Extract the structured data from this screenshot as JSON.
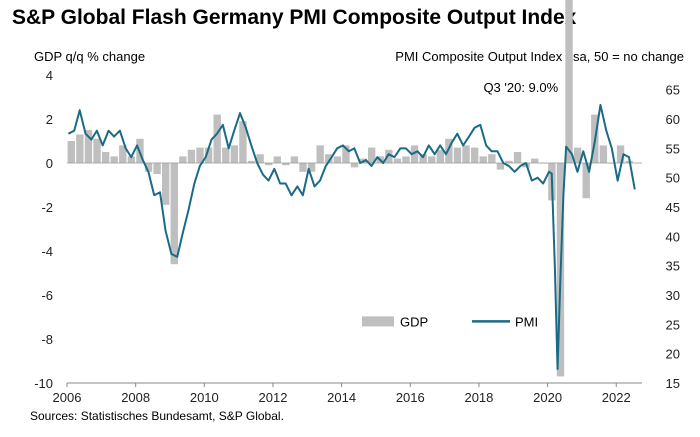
{
  "chart_data": {
    "type": "bar+line",
    "title": "S&P Global Flash Germany PMI Composite Output Index",
    "left_axis_label": "GDP q/q % change",
    "right_axis_label": "PMI Composite Output Index , sa, 50 = no change",
    "left_ylim": [
      -10,
      4
    ],
    "right_ylim": [
      15,
      67.5
    ],
    "left_ticks": [
      "4",
      "2",
      "0",
      "-2",
      "-4",
      "-6",
      "-8",
      "-10"
    ],
    "right_ticks": [
      "65",
      "60",
      "55",
      "50",
      "45",
      "40",
      "35",
      "30",
      "25",
      "20",
      "15"
    ],
    "x_ticks": [
      "2006",
      "2008",
      "2010",
      "2012",
      "2014",
      "2016",
      "2018",
      "2020",
      "2022"
    ],
    "annotation": "Q3 '20: 9.0%",
    "legend": [
      {
        "label": "GDP",
        "color": "#bfbfbf",
        "kind": "bar"
      },
      {
        "label": "PMI",
        "color": "#1a6b85",
        "kind": "line"
      }
    ],
    "series": [
      {
        "name": "GDP",
        "kind": "bar",
        "x": [
          2006.0,
          2006.25,
          2006.5,
          2006.75,
          2007.0,
          2007.25,
          2007.5,
          2007.75,
          2008.0,
          2008.25,
          2008.5,
          2008.75,
          2009.0,
          2009.25,
          2009.5,
          2009.75,
          2010.0,
          2010.25,
          2010.5,
          2010.75,
          2011.0,
          2011.25,
          2011.5,
          2011.75,
          2012.0,
          2012.25,
          2012.5,
          2012.75,
          2013.0,
          2013.25,
          2013.5,
          2013.75,
          2014.0,
          2014.25,
          2014.5,
          2014.75,
          2015.0,
          2015.25,
          2015.5,
          2015.75,
          2016.0,
          2016.25,
          2016.5,
          2016.75,
          2017.0,
          2017.25,
          2017.5,
          2017.75,
          2018.0,
          2018.25,
          2018.5,
          2018.75,
          2019.0,
          2019.25,
          2019.5,
          2019.75,
          2020.0,
          2020.25,
          2020.5,
          2020.75,
          2021.0,
          2021.25,
          2021.5,
          2021.75,
          2022.0,
          2022.25
        ],
        "values": [
          1.0,
          1.3,
          1.5,
          1.1,
          0.5,
          0.3,
          0.8,
          0.3,
          1.1,
          -0.4,
          -0.5,
          -1.9,
          -4.6,
          0.3,
          0.6,
          0.7,
          0.7,
          2.2,
          0.7,
          0.8,
          1.9,
          0.1,
          0.4,
          -0.1,
          0.3,
          -0.1,
          0.3,
          -0.4,
          -0.4,
          0.8,
          0.4,
          0.3,
          0.8,
          -0.2,
          0.2,
          0.7,
          0.3,
          0.6,
          0.2,
          0.3,
          0.8,
          0.4,
          0.3,
          0.6,
          1.1,
          0.7,
          0.8,
          0.7,
          0.3,
          0.4,
          -0.3,
          0.1,
          0.5,
          -0.2,
          0.2,
          0.0,
          -1.7,
          -9.7,
          9.0,
          0.7,
          -1.6,
          2.2,
          0.8,
          0.0,
          0.8,
          0.1
        ]
      },
      {
        "name": "PMI",
        "kind": "line",
        "x": [
          2006.0,
          2006.17,
          2006.33,
          2006.5,
          2006.67,
          2006.83,
          2007.0,
          2007.17,
          2007.33,
          2007.5,
          2007.67,
          2007.83,
          2008.0,
          2008.17,
          2008.33,
          2008.5,
          2008.67,
          2008.83,
          2009.0,
          2009.17,
          2009.33,
          2009.5,
          2009.67,
          2009.83,
          2010.0,
          2010.17,
          2010.33,
          2010.5,
          2010.67,
          2010.83,
          2011.0,
          2011.17,
          2011.33,
          2011.5,
          2011.67,
          2011.83,
          2012.0,
          2012.17,
          2012.33,
          2012.5,
          2012.67,
          2012.83,
          2013.0,
          2013.17,
          2013.33,
          2013.5,
          2013.67,
          2013.83,
          2014.0,
          2014.17,
          2014.33,
          2014.5,
          2014.67,
          2014.83,
          2015.0,
          2015.17,
          2015.33,
          2015.5,
          2015.67,
          2015.83,
          2016.0,
          2016.17,
          2016.33,
          2016.5,
          2016.67,
          2016.83,
          2017.0,
          2017.17,
          2017.33,
          2017.5,
          2017.67,
          2017.83,
          2018.0,
          2018.17,
          2018.33,
          2018.5,
          2018.67,
          2018.83,
          2019.0,
          2019.17,
          2019.33,
          2019.5,
          2019.67,
          2019.83,
          2020.0,
          2020.08,
          2020.17,
          2020.25,
          2020.33,
          2020.42,
          2020.5,
          2020.67,
          2020.83,
          2021.0,
          2021.17,
          2021.33,
          2021.5,
          2021.67,
          2021.83,
          2022.0,
          2022.17,
          2022.33,
          2022.5
        ],
        "values": [
          57.5,
          58.0,
          61.5,
          57.5,
          56.5,
          58.0,
          55.5,
          58.0,
          57.0,
          58.0,
          55.0,
          53.5,
          55.5,
          53.0,
          51.0,
          47.0,
          47.5,
          41.0,
          37.0,
          36.5,
          40.5,
          44.5,
          49.0,
          52.0,
          53.5,
          56.5,
          57.5,
          59.0,
          55.0,
          58.0,
          61.0,
          58.5,
          55.5,
          52.5,
          50.5,
          49.5,
          51.5,
          49.0,
          49.0,
          47.0,
          48.5,
          47.0,
          51.5,
          48.5,
          49.5,
          52.0,
          53.5,
          55.0,
          55.5,
          54.5,
          55.0,
          52.5,
          53.0,
          52.0,
          53.5,
          52.5,
          54.0,
          53.5,
          55.0,
          55.0,
          54.0,
          54.5,
          53.5,
          55.5,
          54.0,
          55.5,
          54.0,
          56.0,
          57.5,
          55.5,
          57.0,
          58.5,
          59.0,
          55.5,
          54.5,
          54.5,
          52.5,
          52.0,
          51.0,
          52.0,
          52.5,
          49.5,
          50.0,
          49.0,
          51.0,
          50.7,
          35.0,
          17.4,
          32.3,
          47.0,
          55.3,
          54.0,
          51.0,
          54.5,
          51.0,
          56.0,
          62.4,
          58.0,
          55.0,
          49.5,
          54.0,
          53.5,
          48.0
        ]
      }
    ]
  },
  "source": "Sources: Statistisches Bundesamt, S&P Global."
}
= = = = =
* _Exercise goal_
Every record above should be written out again without change, except that the pictures are left out.

* _Response to the task_
Extract the structured data from this screenshot as JSON.
{
  "chart_data": {
    "type": "bar+line",
    "title": "S&P Global Flash Germany PMI Composite Output Index",
    "left_axis_label": "GDP q/q % change",
    "right_axis_label": "PMI Composite Output Index , sa, 50 = no change",
    "left_ylim": [
      -10,
      4
    ],
    "right_ylim": [
      15,
      67.5
    ],
    "left_ticks": [
      "4",
      "2",
      "0",
      "-2",
      "-4",
      "-6",
      "-8",
      "-10"
    ],
    "right_ticks": [
      "65",
      "60",
      "55",
      "50",
      "45",
      "40",
      "35",
      "30",
      "25",
      "20",
      "15"
    ],
    "x_ticks": [
      "2006",
      "2008",
      "2010",
      "2012",
      "2014",
      "2016",
      "2018",
      "2020",
      "2022"
    ],
    "annotation": "Q3 '20: 9.0%",
    "legend": [
      {
        "label": "GDP",
        "color": "#bfbfbf",
        "kind": "bar"
      },
      {
        "label": "PMI",
        "color": "#1a6b85",
        "kind": "line"
      }
    ],
    "series": [
      {
        "name": "GDP",
        "kind": "bar",
        "x": [
          2006.0,
          2006.25,
          2006.5,
          2006.75,
          2007.0,
          2007.25,
          2007.5,
          2007.75,
          2008.0,
          2008.25,
          2008.5,
          2008.75,
          2009.0,
          2009.25,
          2009.5,
          2009.75,
          2010.0,
          2010.25,
          2010.5,
          2010.75,
          2011.0,
          2011.25,
          2011.5,
          2011.75,
          2012.0,
          2012.25,
          2012.5,
          2012.75,
          2013.0,
          2013.25,
          2013.5,
          2013.75,
          2014.0,
          2014.25,
          2014.5,
          2014.75,
          2015.0,
          2015.25,
          2015.5,
          2015.75,
          2016.0,
          2016.25,
          2016.5,
          2016.75,
          2017.0,
          2017.25,
          2017.5,
          2017.75,
          2018.0,
          2018.25,
          2018.5,
          2018.75,
          2019.0,
          2019.25,
          2019.5,
          2019.75,
          2020.0,
          2020.25,
          2020.5,
          2020.75,
          2021.0,
          2021.25,
          2021.5,
          2021.75,
          2022.0,
          2022.25
        ],
        "values": [
          1.0,
          1.3,
          1.5,
          1.1,
          0.5,
          0.3,
          0.8,
          0.3,
          1.1,
          -0.4,
          -0.5,
          -1.9,
          -4.6,
          0.3,
          0.6,
          0.7,
          0.7,
          2.2,
          0.7,
          0.8,
          1.9,
          0.1,
          0.4,
          -0.1,
          0.3,
          -0.1,
          0.3,
          -0.4,
          -0.4,
          0.8,
          0.4,
          0.3,
          0.8,
          -0.2,
          0.2,
          0.7,
          0.3,
          0.6,
          0.2,
          0.3,
          0.8,
          0.4,
          0.3,
          0.6,
          1.1,
          0.7,
          0.8,
          0.7,
          0.3,
          0.4,
          -0.3,
          0.1,
          0.5,
          -0.2,
          0.2,
          0.0,
          -1.7,
          -9.7,
          9.0,
          0.7,
          -1.6,
          2.2,
          0.8,
          0.0,
          0.8,
          0.1
        ]
      },
      {
        "name": "PMI",
        "kind": "line",
        "x": [
          2006.0,
          2006.17,
          2006.33,
          2006.5,
          2006.67,
          2006.83,
          2007.0,
          2007.17,
          2007.33,
          2007.5,
          2007.67,
          2007.83,
          2008.0,
          2008.17,
          2008.33,
          2008.5,
          2008.67,
          2008.83,
          2009.0,
          2009.17,
          2009.33,
          2009.5,
          2009.67,
          2009.83,
          2010.0,
          2010.17,
          2010.33,
          2010.5,
          2010.67,
          2010.83,
          2011.0,
          2011.17,
          2011.33,
          2011.5,
          2011.67,
          2011.83,
          2012.0,
          2012.17,
          2012.33,
          2012.5,
          2012.67,
          2012.83,
          2013.0,
          2013.17,
          2013.33,
          2013.5,
          2013.67,
          2013.83,
          2014.0,
          2014.17,
          2014.33,
          2014.5,
          2014.67,
          2014.83,
          2015.0,
          2015.17,
          2015.33,
          2015.5,
          2015.67,
          2015.83,
          2016.0,
          2016.17,
          2016.33,
          2016.5,
          2016.67,
          2016.83,
          2017.0,
          2017.17,
          2017.33,
          2017.5,
          2017.67,
          2017.83,
          2018.0,
          2018.17,
          2018.33,
          2018.5,
          2018.67,
          2018.83,
          2019.0,
          2019.17,
          2019.33,
          2019.5,
          2019.67,
          2019.83,
          2020.0,
          2020.08,
          2020.17,
          2020.25,
          2020.33,
          2020.42,
          2020.5,
          2020.67,
          2020.83,
          2021.0,
          2021.17,
          2021.33,
          2021.5,
          2021.67,
          2021.83,
          2022.0,
          2022.17,
          2022.33,
          2022.5
        ],
        "values": [
          57.5,
          58.0,
          61.5,
          57.5,
          56.5,
          58.0,
          55.5,
          58.0,
          57.0,
          58.0,
          55.0,
          53.5,
          55.5,
          53.0,
          51.0,
          47.0,
          47.5,
          41.0,
          37.0,
          36.5,
          40.5,
          44.5,
          49.0,
          52.0,
          53.5,
          56.5,
          57.5,
          59.0,
          55.0,
          58.0,
          61.0,
          58.5,
          55.5,
          52.5,
          50.5,
          49.5,
          51.5,
          49.0,
          49.0,
          47.0,
          48.5,
          47.0,
          51.5,
          48.5,
          49.5,
          52.0,
          53.5,
          55.0,
          55.5,
          54.5,
          55.0,
          52.5,
          53.0,
          52.0,
          53.5,
          52.5,
          54.0,
          53.5,
          55.0,
          55.0,
          54.0,
          54.5,
          53.5,
          55.5,
          54.0,
          55.5,
          54.0,
          56.0,
          57.5,
          55.5,
          57.0,
          58.5,
          59.0,
          55.5,
          54.5,
          54.5,
          52.5,
          52.0,
          51.0,
          52.0,
          52.5,
          49.5,
          50.0,
          49.0,
          51.0,
          50.7,
          35.0,
          17.4,
          32.3,
          47.0,
          55.3,
          54.0,
          51.0,
          54.5,
          51.0,
          56.0,
          62.4,
          58.0,
          55.0,
          49.5,
          54.0,
          53.5,
          48.0
        ]
      }
    ]
  },
  "source": "Sources: Statistisches Bundesamt, S&P Global."
}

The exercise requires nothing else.